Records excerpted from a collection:
--------------------------------------------------

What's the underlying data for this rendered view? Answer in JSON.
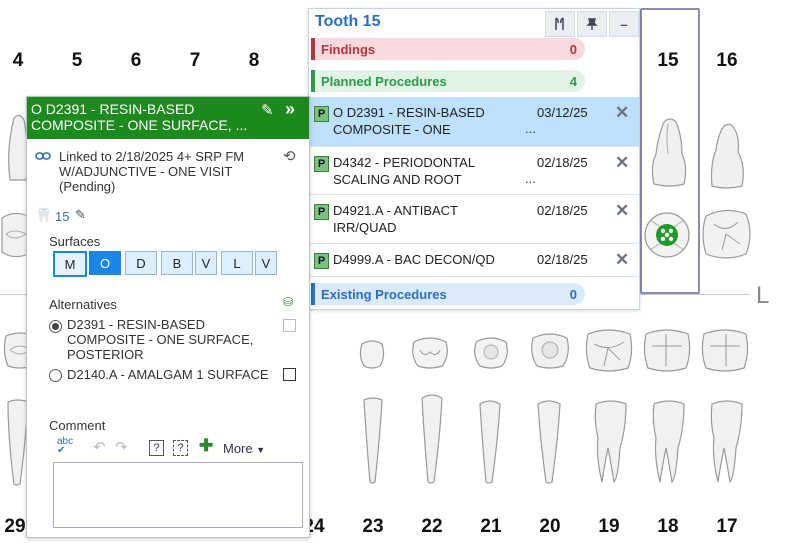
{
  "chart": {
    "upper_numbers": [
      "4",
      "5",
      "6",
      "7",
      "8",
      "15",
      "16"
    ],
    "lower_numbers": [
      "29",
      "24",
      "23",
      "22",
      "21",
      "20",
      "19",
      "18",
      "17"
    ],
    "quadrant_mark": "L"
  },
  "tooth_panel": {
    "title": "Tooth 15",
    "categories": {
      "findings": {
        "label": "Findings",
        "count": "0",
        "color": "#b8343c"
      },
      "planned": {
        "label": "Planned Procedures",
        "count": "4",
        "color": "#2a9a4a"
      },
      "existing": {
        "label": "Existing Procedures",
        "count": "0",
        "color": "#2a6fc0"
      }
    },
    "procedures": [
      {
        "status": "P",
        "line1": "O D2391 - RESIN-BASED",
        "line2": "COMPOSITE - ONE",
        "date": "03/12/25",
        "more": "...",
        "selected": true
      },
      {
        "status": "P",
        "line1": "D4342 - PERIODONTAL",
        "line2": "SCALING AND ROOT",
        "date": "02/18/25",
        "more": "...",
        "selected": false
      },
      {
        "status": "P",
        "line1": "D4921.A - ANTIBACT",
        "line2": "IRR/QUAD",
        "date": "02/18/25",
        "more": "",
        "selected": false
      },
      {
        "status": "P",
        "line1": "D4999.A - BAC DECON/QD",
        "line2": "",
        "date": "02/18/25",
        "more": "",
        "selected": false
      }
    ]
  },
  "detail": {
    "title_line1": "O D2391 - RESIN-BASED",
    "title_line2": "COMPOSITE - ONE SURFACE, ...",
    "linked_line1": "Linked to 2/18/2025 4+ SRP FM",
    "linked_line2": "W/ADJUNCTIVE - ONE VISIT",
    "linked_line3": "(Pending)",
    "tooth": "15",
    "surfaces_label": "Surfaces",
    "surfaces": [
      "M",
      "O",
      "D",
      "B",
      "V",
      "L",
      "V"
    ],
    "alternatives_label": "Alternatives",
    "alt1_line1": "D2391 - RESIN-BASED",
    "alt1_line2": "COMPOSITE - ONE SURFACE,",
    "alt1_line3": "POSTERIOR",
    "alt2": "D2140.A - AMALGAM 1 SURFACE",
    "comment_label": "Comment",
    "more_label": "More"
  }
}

--------------------------------------------------

PROMPT. Above are records to transcribe exactly; leave their pictures out.

ANSWER TO THE EXERCISE.
What's the underlying data for this rendered view? Answer in JSON.
{
  "chart": {
    "upper_numbers": [
      "4",
      "5",
      "6",
      "7",
      "8",
      "15",
      "16"
    ],
    "lower_numbers": [
      "29",
      "24",
      "23",
      "22",
      "21",
      "20",
      "19",
      "18",
      "17"
    ],
    "quadrant_mark": "L"
  },
  "tooth_panel": {
    "title": "Tooth 15",
    "categories": {
      "findings": {
        "label": "Findings",
        "count": "0",
        "color": "#b8343c"
      },
      "planned": {
        "label": "Planned Procedures",
        "count": "4",
        "color": "#2a9a4a"
      },
      "existing": {
        "label": "Existing Procedures",
        "count": "0",
        "color": "#2a6fc0"
      }
    },
    "procedures": [
      {
        "status": "P",
        "line1": "O D2391 - RESIN-BASED",
        "line2": "COMPOSITE - ONE",
        "date": "03/12/25",
        "more": "...",
        "selected": true
      },
      {
        "status": "P",
        "line1": "D4342 - PERIODONTAL",
        "line2": "SCALING AND ROOT",
        "date": "02/18/25",
        "more": "...",
        "selected": false
      },
      {
        "status": "P",
        "line1": "D4921.A - ANTIBACT",
        "line2": "IRR/QUAD",
        "date": "02/18/25",
        "more": "",
        "selected": false
      },
      {
        "status": "P",
        "line1": "D4999.A - BAC DECON/QD",
        "line2": "",
        "date": "02/18/25",
        "more": "",
        "selected": false
      }
    ]
  },
  "detail": {
    "title_line1": "O D2391 - RESIN-BASED",
    "title_line2": "COMPOSITE - ONE SURFACE, ...",
    "linked_line1": "Linked to 2/18/2025 4+ SRP FM",
    "linked_line2": "W/ADJUNCTIVE - ONE VISIT",
    "linked_line3": "(Pending)",
    "tooth": "15",
    "surfaces_label": "Surfaces",
    "surfaces": [
      "M",
      "O",
      "D",
      "B",
      "V",
      "L",
      "V"
    ],
    "alternatives_label": "Alternatives",
    "alt1_line1": "D2391 - RESIN-BASED",
    "alt1_line2": "COMPOSITE - ONE SURFACE,",
    "alt1_line3": "POSTERIOR",
    "alt2": "D2140.A - AMALGAM 1 SURFACE",
    "comment_label": "Comment",
    "more_label": "More"
  }
}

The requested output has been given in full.